___ MATERIAL SUPPLIED ___

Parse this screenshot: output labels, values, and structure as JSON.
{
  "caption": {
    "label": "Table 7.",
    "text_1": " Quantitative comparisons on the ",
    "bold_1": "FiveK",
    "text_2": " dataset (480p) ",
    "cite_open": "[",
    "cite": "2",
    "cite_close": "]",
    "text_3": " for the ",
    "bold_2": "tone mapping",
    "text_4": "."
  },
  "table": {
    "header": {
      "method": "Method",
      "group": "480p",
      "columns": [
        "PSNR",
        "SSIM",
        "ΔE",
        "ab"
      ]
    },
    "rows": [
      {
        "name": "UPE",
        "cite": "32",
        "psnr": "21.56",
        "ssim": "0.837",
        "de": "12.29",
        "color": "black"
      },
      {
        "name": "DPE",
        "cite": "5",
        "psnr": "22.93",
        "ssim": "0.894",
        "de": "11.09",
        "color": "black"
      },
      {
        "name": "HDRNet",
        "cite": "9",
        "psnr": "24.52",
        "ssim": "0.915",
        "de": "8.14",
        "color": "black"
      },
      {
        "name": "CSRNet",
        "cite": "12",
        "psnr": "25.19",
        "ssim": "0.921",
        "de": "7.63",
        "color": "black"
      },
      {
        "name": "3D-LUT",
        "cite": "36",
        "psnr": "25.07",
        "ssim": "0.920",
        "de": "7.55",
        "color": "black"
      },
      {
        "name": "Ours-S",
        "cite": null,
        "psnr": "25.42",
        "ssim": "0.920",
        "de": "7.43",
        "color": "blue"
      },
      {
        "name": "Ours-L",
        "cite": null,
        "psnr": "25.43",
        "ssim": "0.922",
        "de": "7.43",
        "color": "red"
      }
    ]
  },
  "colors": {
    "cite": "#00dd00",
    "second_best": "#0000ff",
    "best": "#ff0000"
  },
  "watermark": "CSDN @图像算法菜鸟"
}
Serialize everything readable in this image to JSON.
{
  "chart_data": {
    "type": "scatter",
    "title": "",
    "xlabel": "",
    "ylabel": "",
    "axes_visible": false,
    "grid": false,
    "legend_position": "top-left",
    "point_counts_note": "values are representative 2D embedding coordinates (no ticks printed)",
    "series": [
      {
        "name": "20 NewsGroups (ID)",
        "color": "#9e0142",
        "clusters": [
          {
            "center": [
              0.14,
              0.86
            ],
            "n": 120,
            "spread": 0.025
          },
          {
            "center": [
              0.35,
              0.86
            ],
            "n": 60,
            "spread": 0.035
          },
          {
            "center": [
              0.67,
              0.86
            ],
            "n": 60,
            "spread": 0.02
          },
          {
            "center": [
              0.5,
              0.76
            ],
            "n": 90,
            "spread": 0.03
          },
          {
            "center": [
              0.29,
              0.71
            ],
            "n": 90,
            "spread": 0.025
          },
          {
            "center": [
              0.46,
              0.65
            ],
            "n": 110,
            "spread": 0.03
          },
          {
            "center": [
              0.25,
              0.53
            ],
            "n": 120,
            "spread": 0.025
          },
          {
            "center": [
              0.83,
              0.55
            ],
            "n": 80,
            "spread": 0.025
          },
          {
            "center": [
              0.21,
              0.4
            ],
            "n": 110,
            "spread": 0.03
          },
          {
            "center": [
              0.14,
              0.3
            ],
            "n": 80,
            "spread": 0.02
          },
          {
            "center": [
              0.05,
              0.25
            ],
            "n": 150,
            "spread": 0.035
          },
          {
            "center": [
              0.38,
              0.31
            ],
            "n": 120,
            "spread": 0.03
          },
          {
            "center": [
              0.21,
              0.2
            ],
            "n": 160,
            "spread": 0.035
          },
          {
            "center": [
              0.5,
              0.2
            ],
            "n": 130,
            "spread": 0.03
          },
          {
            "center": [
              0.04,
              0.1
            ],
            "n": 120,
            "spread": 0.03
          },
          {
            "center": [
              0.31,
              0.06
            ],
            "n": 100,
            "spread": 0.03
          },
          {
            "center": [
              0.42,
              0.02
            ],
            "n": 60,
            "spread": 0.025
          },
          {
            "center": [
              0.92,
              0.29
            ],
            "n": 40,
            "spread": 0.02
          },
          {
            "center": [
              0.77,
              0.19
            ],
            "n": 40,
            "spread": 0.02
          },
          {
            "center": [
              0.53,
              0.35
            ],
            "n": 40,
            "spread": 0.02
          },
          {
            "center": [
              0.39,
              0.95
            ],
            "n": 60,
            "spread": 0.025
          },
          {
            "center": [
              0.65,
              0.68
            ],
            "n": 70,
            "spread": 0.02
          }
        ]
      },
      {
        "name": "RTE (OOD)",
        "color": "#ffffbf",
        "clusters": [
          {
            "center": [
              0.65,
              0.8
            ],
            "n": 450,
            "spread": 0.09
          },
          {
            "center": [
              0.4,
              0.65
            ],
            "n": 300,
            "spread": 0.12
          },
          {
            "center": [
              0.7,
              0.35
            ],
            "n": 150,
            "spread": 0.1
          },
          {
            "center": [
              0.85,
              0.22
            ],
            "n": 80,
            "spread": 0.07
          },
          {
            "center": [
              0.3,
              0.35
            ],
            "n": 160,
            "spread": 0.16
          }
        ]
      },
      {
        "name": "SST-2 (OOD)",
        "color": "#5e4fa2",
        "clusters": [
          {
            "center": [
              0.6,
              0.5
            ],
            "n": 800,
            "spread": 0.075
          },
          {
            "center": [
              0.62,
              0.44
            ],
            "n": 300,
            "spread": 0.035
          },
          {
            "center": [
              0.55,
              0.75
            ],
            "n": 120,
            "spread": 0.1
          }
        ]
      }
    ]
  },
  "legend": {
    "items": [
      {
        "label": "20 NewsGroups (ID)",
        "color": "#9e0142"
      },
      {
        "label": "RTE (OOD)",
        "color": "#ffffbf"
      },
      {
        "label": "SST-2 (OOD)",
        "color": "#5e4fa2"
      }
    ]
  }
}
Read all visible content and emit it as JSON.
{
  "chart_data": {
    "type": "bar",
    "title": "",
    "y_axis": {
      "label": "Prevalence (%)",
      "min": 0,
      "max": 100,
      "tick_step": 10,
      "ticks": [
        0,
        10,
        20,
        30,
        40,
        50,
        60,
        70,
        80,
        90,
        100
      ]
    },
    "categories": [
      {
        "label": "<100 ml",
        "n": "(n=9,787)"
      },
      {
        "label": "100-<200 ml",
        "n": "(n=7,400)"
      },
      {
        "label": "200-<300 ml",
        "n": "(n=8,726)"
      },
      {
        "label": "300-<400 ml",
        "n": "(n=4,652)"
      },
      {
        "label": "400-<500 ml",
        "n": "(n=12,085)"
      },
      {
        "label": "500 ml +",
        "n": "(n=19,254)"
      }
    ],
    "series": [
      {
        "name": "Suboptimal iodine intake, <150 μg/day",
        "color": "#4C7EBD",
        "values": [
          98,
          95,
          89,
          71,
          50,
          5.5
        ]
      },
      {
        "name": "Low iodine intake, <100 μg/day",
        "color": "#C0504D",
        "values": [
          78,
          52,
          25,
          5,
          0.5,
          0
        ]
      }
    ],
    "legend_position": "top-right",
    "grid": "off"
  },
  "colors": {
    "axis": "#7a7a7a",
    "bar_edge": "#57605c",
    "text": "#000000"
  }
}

___

### EXERCISE DIRECTIONS
In this exercise, repeat all entries exactly.

### ANSWER TO THE PROBLEM
Parse this screenshot: output labels, values, and structure as JSON.
{
  "caption": {
    "label": "Table 7.",
    "text_1": " Quantitative comparisons on the ",
    "bold_1": "FiveK",
    "text_2": " dataset (480p) ",
    "cite_open": "[",
    "cite": "2",
    "cite_close": "]",
    "text_3": " for the ",
    "bold_2": "tone mapping",
    "text_4": "."
  },
  "table": {
    "header": {
      "method": "Method",
      "group": "480p",
      "columns": [
        "PSNR",
        "SSIM",
        "ΔE",
        "ab"
      ]
    },
    "rows": [
      {
        "name": "UPE",
        "cite": "32",
        "psnr": "21.56",
        "ssim": "0.837",
        "de": "12.29",
        "color": "black"
      },
      {
        "name": "DPE",
        "cite": "5",
        "psnr": "22.93",
        "ssim": "0.894",
        "de": "11.09",
        "color": "black"
      },
      {
        "name": "HDRNet",
        "cite": "9",
        "psnr": "24.52",
        "ssim": "0.915",
        "de": "8.14",
        "color": "black"
      },
      {
        "name": "CSRNet",
        "cite": "12",
        "psnr": "25.19",
        "ssim": "0.921",
        "de": "7.63",
        "color": "black"
      },
      {
        "name": "3D-LUT",
        "cite": "36",
        "psnr": "25.07",
        "ssim": "0.920",
        "de": "7.55",
        "color": "black"
      },
      {
        "name": "Ours-S",
        "cite": null,
        "psnr": "25.42",
        "ssim": "0.920",
        "de": "7.43",
        "color": "blue"
      },
      {
        "name": "Ours-L",
        "cite": null,
        "psnr": "25.43",
        "ssim": "0.922",
        "de": "7.43",
        "color": "red"
      }
    ]
  },
  "colors": {
    "cite": "#00dd00",
    "second_best": "#0000ff",
    "best": "#ff0000"
  },
  "watermark": "CSDN @图像算法菜鸟"
}
Serialize everything readable in this image to JSON.
{
  "chart_data": {
    "type": "scatter",
    "title": "",
    "xlabel": "",
    "ylabel": "",
    "axes_visible": false,
    "grid": false,
    "legend_position": "top-left",
    "point_counts_note": "values are representative 2D embedding coordinates (no ticks printed)",
    "series": [
      {
        "name": "20 NewsGroups (ID)",
        "color": "#9e0142",
        "clusters": [
          {
            "center": [
              0.14,
              0.86
            ],
            "n": 120,
            "spread": 0.025
          },
          {
            "center": [
              0.35,
              0.86
            ],
            "n": 60,
            "spread": 0.035
          },
          {
            "center": [
              0.67,
              0.86
            ],
            "n": 60,
            "spread": 0.02
          },
          {
            "center": [
              0.5,
              0.76
            ],
            "n": 90,
            "spread": 0.03
          },
          {
            "center": [
              0.29,
              0.71
            ],
            "n": 90,
            "spread": 0.025
          },
          {
            "center": [
              0.46,
              0.65
            ],
            "n": 110,
            "spread": 0.03
          },
          {
            "center": [
              0.25,
              0.53
            ],
            "n": 120,
            "spread": 0.025
          },
          {
            "center": [
              0.83,
              0.55
            ],
            "n": 80,
            "spread": 0.025
          },
          {
            "center": [
              0.21,
              0.4
            ],
            "n": 110,
            "spread": 0.03
          },
          {
            "center": [
              0.14,
              0.3
            ],
            "n": 80,
            "spread": 0.02
          },
          {
            "center": [
              0.05,
              0.25
            ],
            "n": 150,
            "spread": 0.035
          },
          {
            "center": [
              0.38,
              0.31
            ],
            "n": 120,
            "spread": 0.03
          },
          {
            "center": [
              0.21,
              0.2
            ],
            "n": 160,
            "spread": 0.035
          },
          {
            "center": [
              0.5,
              0.2
            ],
            "n": 130,
            "spread": 0.03
          },
          {
            "center": [
              0.04,
              0.1
            ],
            "n": 120,
            "spread": 0.03
          },
          {
            "center": [
              0.31,
              0.06
            ],
            "n": 100,
            "spread": 0.03
          },
          {
            "center": [
              0.42,
              0.02
            ],
            "n": 60,
            "spread": 0.025
          },
          {
            "center": [
              0.92,
              0.29
            ],
            "n": 40,
            "spread": 0.02
          },
          {
            "center": [
              0.77,
              0.19
            ],
            "n": 40,
            "spread": 0.02
          },
          {
            "center": [
              0.53,
              0.35
            ],
            "n": 40,
            "spread": 0.02
          },
          {
            "center": [
              0.39,
              0.95
            ],
            "n": 60,
            "spread": 0.025
          },
          {
            "center": [
              0.65,
              0.68
            ],
            "n": 70,
            "spread": 0.02
          }
        ]
      },
      {
        "name": "RTE (OOD)",
        "color": "#ffffbf",
        "clusters": [
          {
            "center": [
              0.65,
              0.8
            ],
            "n": 450,
            "spread": 0.09
          },
          {
            "center": [
              0.4,
              0.65
            ],
            "n": 300,
            "spread": 0.12
          },
          {
            "center": [
              0.7,
              0.35
            ],
            "n": 150,
            "spread": 0.1
          },
          {
            "center": [
              0.85,
              0.22
            ],
            "n": 80,
            "spread": 0.07
          },
          {
            "center": [
              0.3,
              0.35
            ],
            "n": 160,
            "spread": 0.16
          }
        ]
      },
      {
        "name": "SST-2 (OOD)",
        "color": "#5e4fa2",
        "clusters": [
          {
            "center": [
              0.6,
              0.5
            ],
            "n": 800,
            "spread": 0.075
          },
          {
            "center": [
              0.62,
              0.44
            ],
            "n": 300,
            "spread": 0.035
          },
          {
            "center": [
              0.55,
              0.75
            ],
            "n": 120,
            "spread": 0.1
          }
        ]
      }
    ]
  },
  "legend": {
    "items": [
      {
        "label": "20 NewsGroups (ID)",
        "color": "#9e0142"
      },
      {
        "label": "RTE (OOD)",
        "color": "#ffffbf"
      },
      {
        "label": "SST-2 (OOD)",
        "color": "#5e4fa2"
      }
    ]
  }
}
Read all visible content and emit it as JSON.
{
  "chart_data": {
    "type": "bar",
    "title": "",
    "y_axis": {
      "label": "Prevalence (%)",
      "min": 0,
      "max": 100,
      "tick_step": 10,
      "ticks": [
        0,
        10,
        20,
        30,
        40,
        50,
        60,
        70,
        80,
        90,
        100
      ]
    },
    "categories": [
      {
        "label": "<100 ml",
        "n": "(n=9,787)"
      },
      {
        "label": "100-<200 ml",
        "n": "(n=7,400)"
      },
      {
        "label": "200-<300 ml",
        "n": "(n=8,726)"
      },
      {
        "label": "300-<400 ml",
        "n": "(n=4,652)"
      },
      {
        "label": "400-<500 ml",
        "n": "(n=12,085)"
      },
      {
        "label": "500 ml +",
        "n": "(n=19,254)"
      }
    ],
    "series": [
      {
        "name": "Suboptimal iodine intake, <150 μg/day",
        "color": "#4C7EBD",
        "values": [
          98,
          95,
          89,
          71,
          50,
          5.5
        ]
      },
      {
        "name": "Low iodine intake, <100 μg/day",
        "color": "#C0504D",
        "values": [
          78,
          52,
          25,
          5,
          0.5,
          0
        ]
      }
    ],
    "legend_position": "top-right",
    "grid": "off"
  },
  "colors": {
    "axis": "#7a7a7a",
    "bar_edge": "#57605c",
    "text": "#000000"
  }
}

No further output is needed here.